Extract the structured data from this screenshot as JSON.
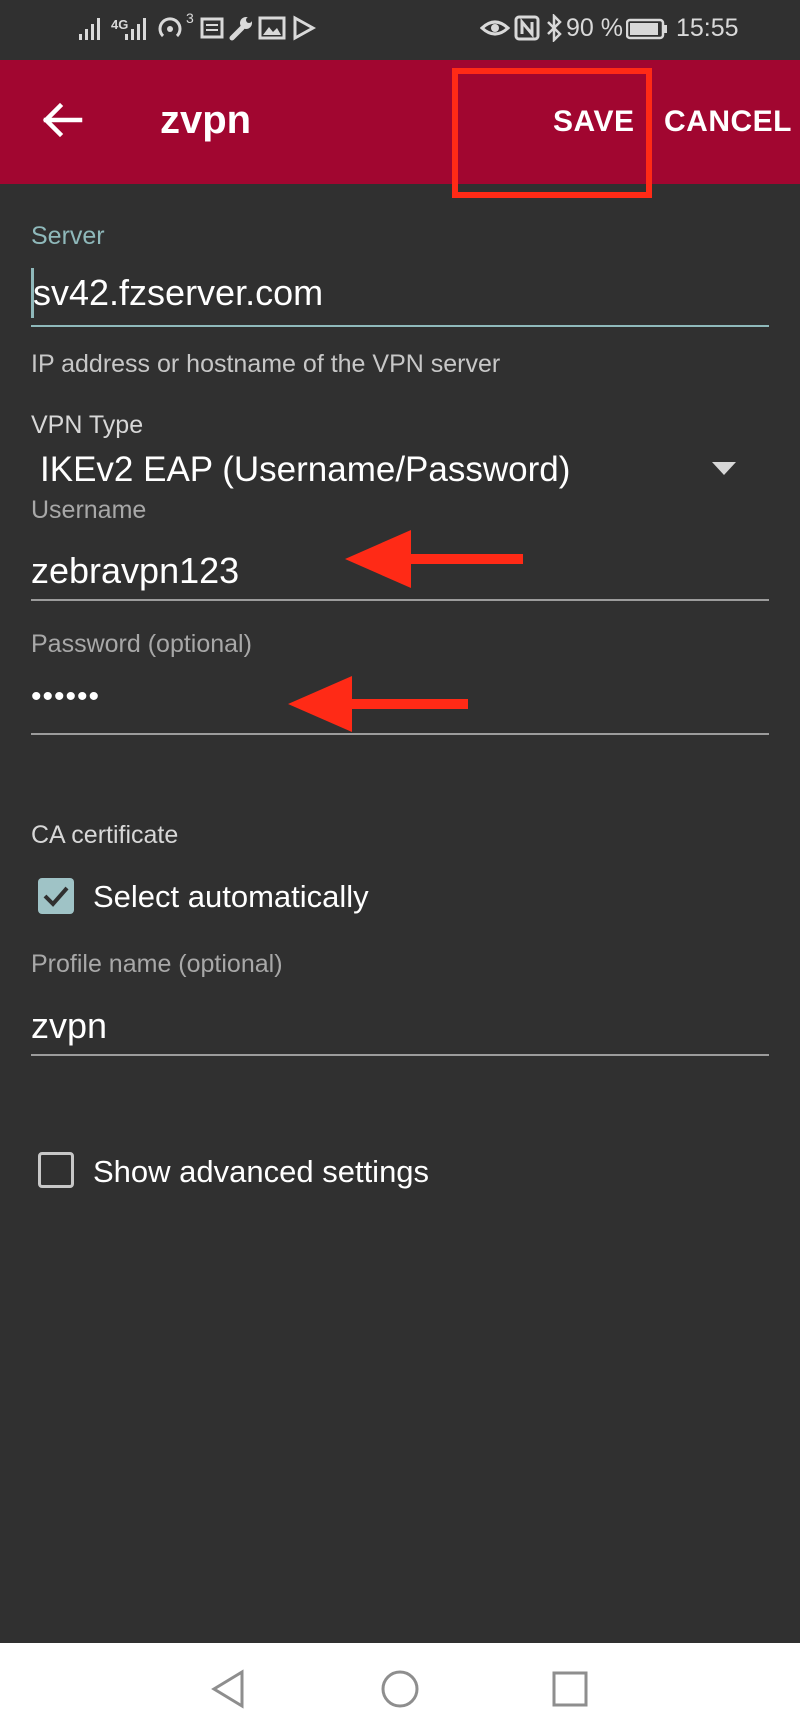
{
  "status_bar": {
    "network_label": "4G",
    "hotspot_count": "3",
    "battery": "90 %",
    "time": "15:55"
  },
  "toolbar": {
    "title": "zvpn",
    "save_label": "SAVE",
    "cancel_label": "CANCEL"
  },
  "form": {
    "server": {
      "label": "Server",
      "value": "sv42.fzserver.com",
      "hint": "IP address or hostname of the VPN server"
    },
    "vpn_type": {
      "label": "VPN Type",
      "value": "IKEv2 EAP (Username/Password)"
    },
    "username": {
      "label": "Username",
      "value": "zebravpn123"
    },
    "password": {
      "label": "Password (optional)",
      "value": "••••••"
    },
    "ca_certificate": {
      "label": "CA certificate",
      "select_automatically_label": "Select automatically",
      "select_automatically_checked": true
    },
    "profile_name": {
      "label": "Profile name (optional)",
      "value": "zvpn"
    },
    "advanced": {
      "label": "Show advanced settings",
      "checked": false
    }
  },
  "colors": {
    "toolbar": "#a10630",
    "background": "#303030",
    "accent": "#8fb9bb",
    "annotation": "#ff2a16"
  }
}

* _Directions for this task_
Without the pictures, copy the material exactly as given.

* _Expected output_
Extract the structured data from this screenshot as JSON.
{
  "status_bar": {
    "network_label": "4G",
    "hotspot_count": "3",
    "battery": "90 %",
    "time": "15:55"
  },
  "toolbar": {
    "title": "zvpn",
    "save_label": "SAVE",
    "cancel_label": "CANCEL"
  },
  "form": {
    "server": {
      "label": "Server",
      "value": "sv42.fzserver.com",
      "hint": "IP address or hostname of the VPN server"
    },
    "vpn_type": {
      "label": "VPN Type",
      "value": "IKEv2 EAP (Username/Password)"
    },
    "username": {
      "label": "Username",
      "value": "zebravpn123"
    },
    "password": {
      "label": "Password (optional)",
      "value": "••••••"
    },
    "ca_certificate": {
      "label": "CA certificate",
      "select_automatically_label": "Select automatically",
      "select_automatically_checked": true
    },
    "profile_name": {
      "label": "Profile name (optional)",
      "value": "zvpn"
    },
    "advanced": {
      "label": "Show advanced settings",
      "checked": false
    }
  },
  "colors": {
    "toolbar": "#a10630",
    "background": "#303030",
    "accent": "#8fb9bb",
    "annotation": "#ff2a16"
  }
}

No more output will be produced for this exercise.